| Your goal |
Output every line of the material exactly, omitting images.

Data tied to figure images
↓↓↓

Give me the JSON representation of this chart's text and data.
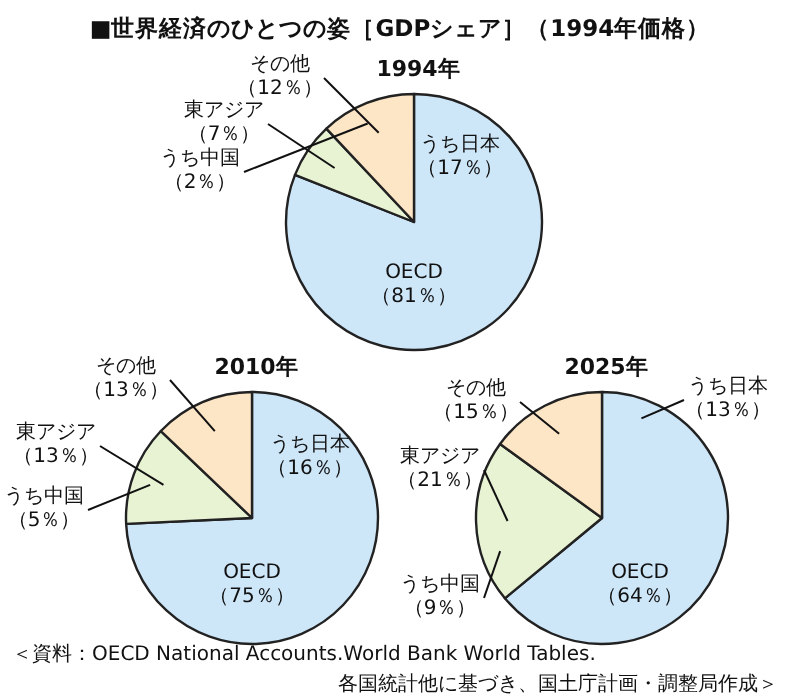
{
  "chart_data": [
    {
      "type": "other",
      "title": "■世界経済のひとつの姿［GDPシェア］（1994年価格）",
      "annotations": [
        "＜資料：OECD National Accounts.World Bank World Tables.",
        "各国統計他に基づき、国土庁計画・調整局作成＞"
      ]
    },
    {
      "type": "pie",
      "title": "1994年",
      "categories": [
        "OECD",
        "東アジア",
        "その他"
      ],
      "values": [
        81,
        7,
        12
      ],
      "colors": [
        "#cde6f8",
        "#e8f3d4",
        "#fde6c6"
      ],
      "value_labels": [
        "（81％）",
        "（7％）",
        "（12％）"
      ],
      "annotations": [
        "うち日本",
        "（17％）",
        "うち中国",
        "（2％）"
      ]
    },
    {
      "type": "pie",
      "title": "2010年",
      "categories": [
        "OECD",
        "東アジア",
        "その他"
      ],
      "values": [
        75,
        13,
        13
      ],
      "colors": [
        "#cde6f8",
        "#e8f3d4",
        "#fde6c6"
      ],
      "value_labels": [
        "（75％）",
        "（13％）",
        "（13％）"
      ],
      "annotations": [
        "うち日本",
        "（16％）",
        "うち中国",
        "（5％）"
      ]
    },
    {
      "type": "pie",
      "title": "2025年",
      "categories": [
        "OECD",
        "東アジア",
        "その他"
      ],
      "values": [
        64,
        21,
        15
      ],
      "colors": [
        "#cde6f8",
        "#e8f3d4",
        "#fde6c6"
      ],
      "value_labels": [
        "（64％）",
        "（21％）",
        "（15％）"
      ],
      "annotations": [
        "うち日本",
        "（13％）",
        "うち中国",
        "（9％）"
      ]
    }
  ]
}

↑↑↑

| Finished exercise |
Give me the JSON representation of this chart's text and data.
{
  "chart_data": [
    {
      "type": "other",
      "title": "■世界経済のひとつの姿［GDPシェア］（1994年価格）",
      "annotations": [
        "＜資料：OECD National Accounts.World Bank World Tables.",
        "各国統計他に基づき、国土庁計画・調整局作成＞"
      ]
    },
    {
      "type": "pie",
      "title": "1994年",
      "categories": [
        "OECD",
        "東アジア",
        "その他"
      ],
      "values": [
        81,
        7,
        12
      ],
      "colors": [
        "#cde6f8",
        "#e8f3d4",
        "#fde6c6"
      ],
      "value_labels": [
        "（81％）",
        "（7％）",
        "（12％）"
      ],
      "annotations": [
        "うち日本",
        "（17％）",
        "うち中国",
        "（2％）"
      ]
    },
    {
      "type": "pie",
      "title": "2010年",
      "categories": [
        "OECD",
        "東アジア",
        "その他"
      ],
      "values": [
        75,
        13,
        13
      ],
      "colors": [
        "#cde6f8",
        "#e8f3d4",
        "#fde6c6"
      ],
      "value_labels": [
        "（75％）",
        "（13％）",
        "（13％）"
      ],
      "annotations": [
        "うち日本",
        "（16％）",
        "うち中国",
        "（5％）"
      ]
    },
    {
      "type": "pie",
      "title": "2025年",
      "categories": [
        "OECD",
        "東アジア",
        "その他"
      ],
      "values": [
        64,
        21,
        15
      ],
      "colors": [
        "#cde6f8",
        "#e8f3d4",
        "#fde6c6"
      ],
      "value_labels": [
        "（64％）",
        "（21％）",
        "（15％）"
      ],
      "annotations": [
        "うち日本",
        "（13％）",
        "うち中国",
        "（9％）"
      ]
    }
  ]
}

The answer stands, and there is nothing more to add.